* _Exercise material_
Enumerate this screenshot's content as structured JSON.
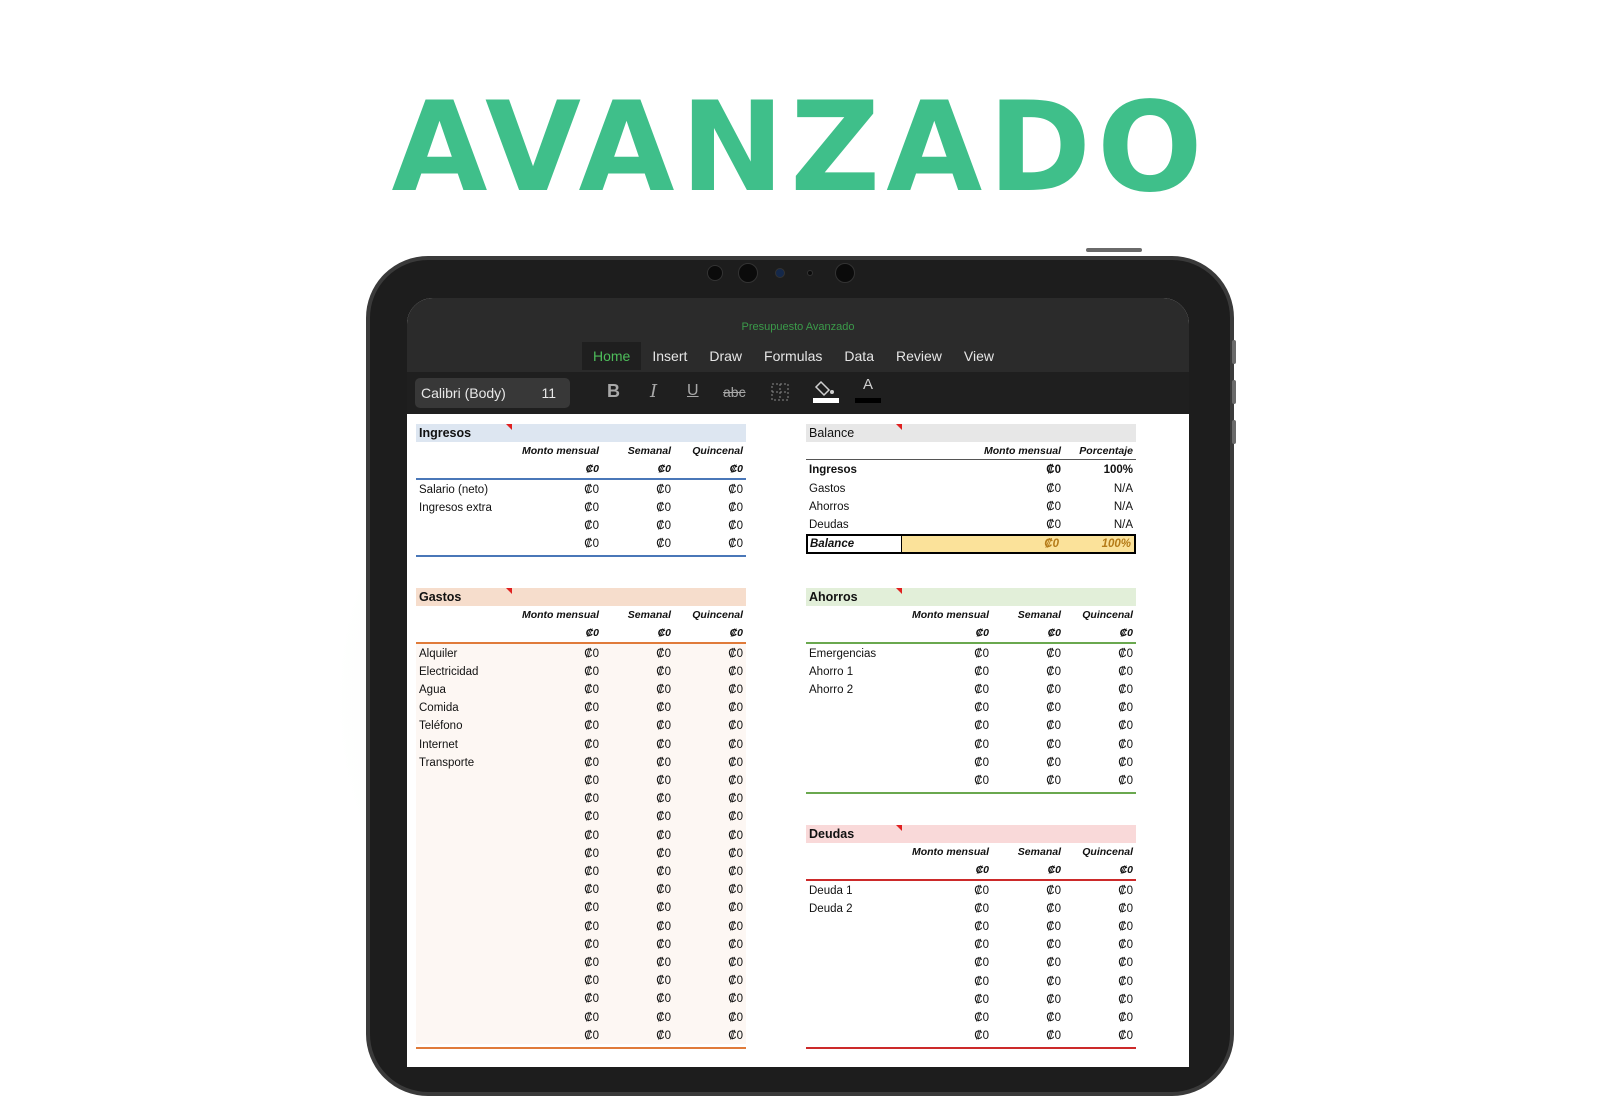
{
  "headline": "AVANZADO",
  "app": {
    "doc_title": "Presupuesto Avanzado",
    "tabs": [
      "Home",
      "Insert",
      "Draw",
      "Formulas",
      "Data",
      "Review",
      "View"
    ],
    "active_tab": "Home",
    "font_name": "Calibri (Body)",
    "font_size": "11",
    "tools": {
      "bold": "B",
      "italic": "I",
      "underline": "U",
      "strike": "abc",
      "font_color": "A"
    }
  },
  "colors": {
    "headline": "#3fbf8a",
    "ingresos_header": "#dde6f1",
    "ingresos_line": "#4a77b8",
    "gastos_header": "#f6ddcc",
    "gastos_line": "#e07b3a",
    "gastos_fill": "#fdf7f3",
    "ahorros_header": "#e2efd9",
    "ahorros_line": "#6aa84f",
    "deudas_header": "#f9d9d9",
    "deudas_line": "#cc2a2a",
    "balance_header": "#e7e7e7",
    "balance_highlight": "#fbe29a",
    "balance_text": "#b57b18"
  },
  "ingresos": {
    "title": "Ingresos",
    "cols": [
      "Monto mensual",
      "Semanal",
      "Quincenal"
    ],
    "totals": [
      "₡0",
      "₡0",
      "₡0"
    ],
    "rows": [
      {
        "label": "Salario (neto)",
        "v": [
          "₡0",
          "₡0",
          "₡0"
        ]
      },
      {
        "label": "Ingresos extra",
        "v": [
          "₡0",
          "₡0",
          "₡0"
        ]
      },
      {
        "label": "",
        "v": [
          "₡0",
          "₡0",
          "₡0"
        ]
      },
      {
        "label": "",
        "v": [
          "₡0",
          "₡0",
          "₡0"
        ]
      }
    ]
  },
  "gastos": {
    "title": "Gastos",
    "cols": [
      "Monto mensual",
      "Semanal",
      "Quincenal"
    ],
    "totals": [
      "₡0",
      "₡0",
      "₡0"
    ],
    "rows": [
      {
        "label": "Alquiler",
        "v": [
          "₡0",
          "₡0",
          "₡0"
        ]
      },
      {
        "label": "Electricidad",
        "v": [
          "₡0",
          "₡0",
          "₡0"
        ]
      },
      {
        "label": "Agua",
        "v": [
          "₡0",
          "₡0",
          "₡0"
        ]
      },
      {
        "label": "Comida",
        "v": [
          "₡0",
          "₡0",
          "₡0"
        ]
      },
      {
        "label": "Teléfono",
        "v": [
          "₡0",
          "₡0",
          "₡0"
        ]
      },
      {
        "label": "Internet",
        "v": [
          "₡0",
          "₡0",
          "₡0"
        ]
      },
      {
        "label": "Transporte",
        "v": [
          "₡0",
          "₡0",
          "₡0"
        ]
      },
      {
        "label": "",
        "v": [
          "₡0",
          "₡0",
          "₡0"
        ]
      },
      {
        "label": "",
        "v": [
          "₡0",
          "₡0",
          "₡0"
        ]
      },
      {
        "label": "",
        "v": [
          "₡0",
          "₡0",
          "₡0"
        ]
      },
      {
        "label": "",
        "v": [
          "₡0",
          "₡0",
          "₡0"
        ]
      },
      {
        "label": "",
        "v": [
          "₡0",
          "₡0",
          "₡0"
        ]
      },
      {
        "label": "",
        "v": [
          "₡0",
          "₡0",
          "₡0"
        ]
      },
      {
        "label": "",
        "v": [
          "₡0",
          "₡0",
          "₡0"
        ]
      },
      {
        "label": "",
        "v": [
          "₡0",
          "₡0",
          "₡0"
        ]
      },
      {
        "label": "",
        "v": [
          "₡0",
          "₡0",
          "₡0"
        ]
      },
      {
        "label": "",
        "v": [
          "₡0",
          "₡0",
          "₡0"
        ]
      },
      {
        "label": "",
        "v": [
          "₡0",
          "₡0",
          "₡0"
        ]
      },
      {
        "label": "",
        "v": [
          "₡0",
          "₡0",
          "₡0"
        ]
      },
      {
        "label": "",
        "v": [
          "₡0",
          "₡0",
          "₡0"
        ]
      },
      {
        "label": "",
        "v": [
          "₡0",
          "₡0",
          "₡0"
        ]
      },
      {
        "label": "",
        "v": [
          "₡0",
          "₡0",
          "₡0"
        ]
      }
    ]
  },
  "balance": {
    "title": "Balance",
    "cols": [
      "Monto mensual",
      "Porcentaje"
    ],
    "rows": [
      {
        "label": "Ingresos",
        "v": [
          "₡0",
          "100%"
        ],
        "bold": true
      },
      {
        "label": "Gastos",
        "v": [
          "₡0",
          "N/A"
        ]
      },
      {
        "label": "Ahorros",
        "v": [
          "₡0",
          "N/A"
        ]
      },
      {
        "label": "Deudas",
        "v": [
          "₡0",
          "N/A"
        ]
      }
    ],
    "total": {
      "label": "Balance",
      "v": [
        "₡0",
        "100%"
      ]
    }
  },
  "ahorros": {
    "title": "Ahorros",
    "cols": [
      "Monto mensual",
      "Semanal",
      "Quincenal"
    ],
    "totals": [
      "₡0",
      "₡0",
      "₡0"
    ],
    "rows": [
      {
        "label": "Emergencias",
        "v": [
          "₡0",
          "₡0",
          "₡0"
        ]
      },
      {
        "label": "Ahorro 1",
        "v": [
          "₡0",
          "₡0",
          "₡0"
        ]
      },
      {
        "label": "Ahorro 2",
        "v": [
          "₡0",
          "₡0",
          "₡0"
        ]
      },
      {
        "label": "",
        "v": [
          "₡0",
          "₡0",
          "₡0"
        ]
      },
      {
        "label": "",
        "v": [
          "₡0",
          "₡0",
          "₡0"
        ]
      },
      {
        "label": "",
        "v": [
          "₡0",
          "₡0",
          "₡0"
        ]
      },
      {
        "label": "",
        "v": [
          "₡0",
          "₡0",
          "₡0"
        ]
      },
      {
        "label": "",
        "v": [
          "₡0",
          "₡0",
          "₡0"
        ]
      }
    ]
  },
  "deudas": {
    "title": "Deudas",
    "cols": [
      "Monto mensual",
      "Semanal",
      "Quincenal"
    ],
    "totals": [
      "₡0",
      "₡0",
      "₡0"
    ],
    "rows": [
      {
        "label": "Deuda 1",
        "v": [
          "₡0",
          "₡0",
          "₡0"
        ]
      },
      {
        "label": "Deuda 2",
        "v": [
          "₡0",
          "₡0",
          "₡0"
        ]
      },
      {
        "label": "",
        "v": [
          "₡0",
          "₡0",
          "₡0"
        ]
      },
      {
        "label": "",
        "v": [
          "₡0",
          "₡0",
          "₡0"
        ]
      },
      {
        "label": "",
        "v": [
          "₡0",
          "₡0",
          "₡0"
        ]
      },
      {
        "label": "",
        "v": [
          "₡0",
          "₡0",
          "₡0"
        ]
      },
      {
        "label": "",
        "v": [
          "₡0",
          "₡0",
          "₡0"
        ]
      },
      {
        "label": "",
        "v": [
          "₡0",
          "₡0",
          "₡0"
        ]
      },
      {
        "label": "",
        "v": [
          "₡0",
          "₡0",
          "₡0"
        ]
      }
    ]
  }
}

* _What you have to do_
Print all of the entries word for word. Skip any images they contain.

* _Reply to the exercise_
Enumerate this screenshot's content as structured JSON.
{
  "headline": "AVANZADO",
  "app": {
    "doc_title": "Presupuesto Avanzado",
    "tabs": [
      "Home",
      "Insert",
      "Draw",
      "Formulas",
      "Data",
      "Review",
      "View"
    ],
    "active_tab": "Home",
    "font_name": "Calibri (Body)",
    "font_size": "11",
    "tools": {
      "bold": "B",
      "italic": "I",
      "underline": "U",
      "strike": "abc",
      "font_color": "A"
    }
  },
  "colors": {
    "headline": "#3fbf8a",
    "ingresos_header": "#dde6f1",
    "ingresos_line": "#4a77b8",
    "gastos_header": "#f6ddcc",
    "gastos_line": "#e07b3a",
    "gastos_fill": "#fdf7f3",
    "ahorros_header": "#e2efd9",
    "ahorros_line": "#6aa84f",
    "deudas_header": "#f9d9d9",
    "deudas_line": "#cc2a2a",
    "balance_header": "#e7e7e7",
    "balance_highlight": "#fbe29a",
    "balance_text": "#b57b18"
  },
  "ingresos": {
    "title": "Ingresos",
    "cols": [
      "Monto mensual",
      "Semanal",
      "Quincenal"
    ],
    "totals": [
      "₡0",
      "₡0",
      "₡0"
    ],
    "rows": [
      {
        "label": "Salario (neto)",
        "v": [
          "₡0",
          "₡0",
          "₡0"
        ]
      },
      {
        "label": "Ingresos extra",
        "v": [
          "₡0",
          "₡0",
          "₡0"
        ]
      },
      {
        "label": "",
        "v": [
          "₡0",
          "₡0",
          "₡0"
        ]
      },
      {
        "label": "",
        "v": [
          "₡0",
          "₡0",
          "₡0"
        ]
      }
    ]
  },
  "gastos": {
    "title": "Gastos",
    "cols": [
      "Monto mensual",
      "Semanal",
      "Quincenal"
    ],
    "totals": [
      "₡0",
      "₡0",
      "₡0"
    ],
    "rows": [
      {
        "label": "Alquiler",
        "v": [
          "₡0",
          "₡0",
          "₡0"
        ]
      },
      {
        "label": "Electricidad",
        "v": [
          "₡0",
          "₡0",
          "₡0"
        ]
      },
      {
        "label": "Agua",
        "v": [
          "₡0",
          "₡0",
          "₡0"
        ]
      },
      {
        "label": "Comida",
        "v": [
          "₡0",
          "₡0",
          "₡0"
        ]
      },
      {
        "label": "Teléfono",
        "v": [
          "₡0",
          "₡0",
          "₡0"
        ]
      },
      {
        "label": "Internet",
        "v": [
          "₡0",
          "₡0",
          "₡0"
        ]
      },
      {
        "label": "Transporte",
        "v": [
          "₡0",
          "₡0",
          "₡0"
        ]
      },
      {
        "label": "",
        "v": [
          "₡0",
          "₡0",
          "₡0"
        ]
      },
      {
        "label": "",
        "v": [
          "₡0",
          "₡0",
          "₡0"
        ]
      },
      {
        "label": "",
        "v": [
          "₡0",
          "₡0",
          "₡0"
        ]
      },
      {
        "label": "",
        "v": [
          "₡0",
          "₡0",
          "₡0"
        ]
      },
      {
        "label": "",
        "v": [
          "₡0",
          "₡0",
          "₡0"
        ]
      },
      {
        "label": "",
        "v": [
          "₡0",
          "₡0",
          "₡0"
        ]
      },
      {
        "label": "",
        "v": [
          "₡0",
          "₡0",
          "₡0"
        ]
      },
      {
        "label": "",
        "v": [
          "₡0",
          "₡0",
          "₡0"
        ]
      },
      {
        "label": "",
        "v": [
          "₡0",
          "₡0",
          "₡0"
        ]
      },
      {
        "label": "",
        "v": [
          "₡0",
          "₡0",
          "₡0"
        ]
      },
      {
        "label": "",
        "v": [
          "₡0",
          "₡0",
          "₡0"
        ]
      },
      {
        "label": "",
        "v": [
          "₡0",
          "₡0",
          "₡0"
        ]
      },
      {
        "label": "",
        "v": [
          "₡0",
          "₡0",
          "₡0"
        ]
      },
      {
        "label": "",
        "v": [
          "₡0",
          "₡0",
          "₡0"
        ]
      },
      {
        "label": "",
        "v": [
          "₡0",
          "₡0",
          "₡0"
        ]
      }
    ]
  },
  "balance": {
    "title": "Balance",
    "cols": [
      "Monto mensual",
      "Porcentaje"
    ],
    "rows": [
      {
        "label": "Ingresos",
        "v": [
          "₡0",
          "100%"
        ],
        "bold": true
      },
      {
        "label": "Gastos",
        "v": [
          "₡0",
          "N/A"
        ]
      },
      {
        "label": "Ahorros",
        "v": [
          "₡0",
          "N/A"
        ]
      },
      {
        "label": "Deudas",
        "v": [
          "₡0",
          "N/A"
        ]
      }
    ],
    "total": {
      "label": "Balance",
      "v": [
        "₡0",
        "100%"
      ]
    }
  },
  "ahorros": {
    "title": "Ahorros",
    "cols": [
      "Monto mensual",
      "Semanal",
      "Quincenal"
    ],
    "totals": [
      "₡0",
      "₡0",
      "₡0"
    ],
    "rows": [
      {
        "label": "Emergencias",
        "v": [
          "₡0",
          "₡0",
          "₡0"
        ]
      },
      {
        "label": "Ahorro 1",
        "v": [
          "₡0",
          "₡0",
          "₡0"
        ]
      },
      {
        "label": "Ahorro 2",
        "v": [
          "₡0",
          "₡0",
          "₡0"
        ]
      },
      {
        "label": "",
        "v": [
          "₡0",
          "₡0",
          "₡0"
        ]
      },
      {
        "label": "",
        "v": [
          "₡0",
          "₡0",
          "₡0"
        ]
      },
      {
        "label": "",
        "v": [
          "₡0",
          "₡0",
          "₡0"
        ]
      },
      {
        "label": "",
        "v": [
          "₡0",
          "₡0",
          "₡0"
        ]
      },
      {
        "label": "",
        "v": [
          "₡0",
          "₡0",
          "₡0"
        ]
      }
    ]
  },
  "deudas": {
    "title": "Deudas",
    "cols": [
      "Monto mensual",
      "Semanal",
      "Quincenal"
    ],
    "totals": [
      "₡0",
      "₡0",
      "₡0"
    ],
    "rows": [
      {
        "label": "Deuda 1",
        "v": [
          "₡0",
          "₡0",
          "₡0"
        ]
      },
      {
        "label": "Deuda 2",
        "v": [
          "₡0",
          "₡0",
          "₡0"
        ]
      },
      {
        "label": "",
        "v": [
          "₡0",
          "₡0",
          "₡0"
        ]
      },
      {
        "label": "",
        "v": [
          "₡0",
          "₡0",
          "₡0"
        ]
      },
      {
        "label": "",
        "v": [
          "₡0",
          "₡0",
          "₡0"
        ]
      },
      {
        "label": "",
        "v": [
          "₡0",
          "₡0",
          "₡0"
        ]
      },
      {
        "label": "",
        "v": [
          "₡0",
          "₡0",
          "₡0"
        ]
      },
      {
        "label": "",
        "v": [
          "₡0",
          "₡0",
          "₡0"
        ]
      },
      {
        "label": "",
        "v": [
          "₡0",
          "₡0",
          "₡0"
        ]
      }
    ]
  }
}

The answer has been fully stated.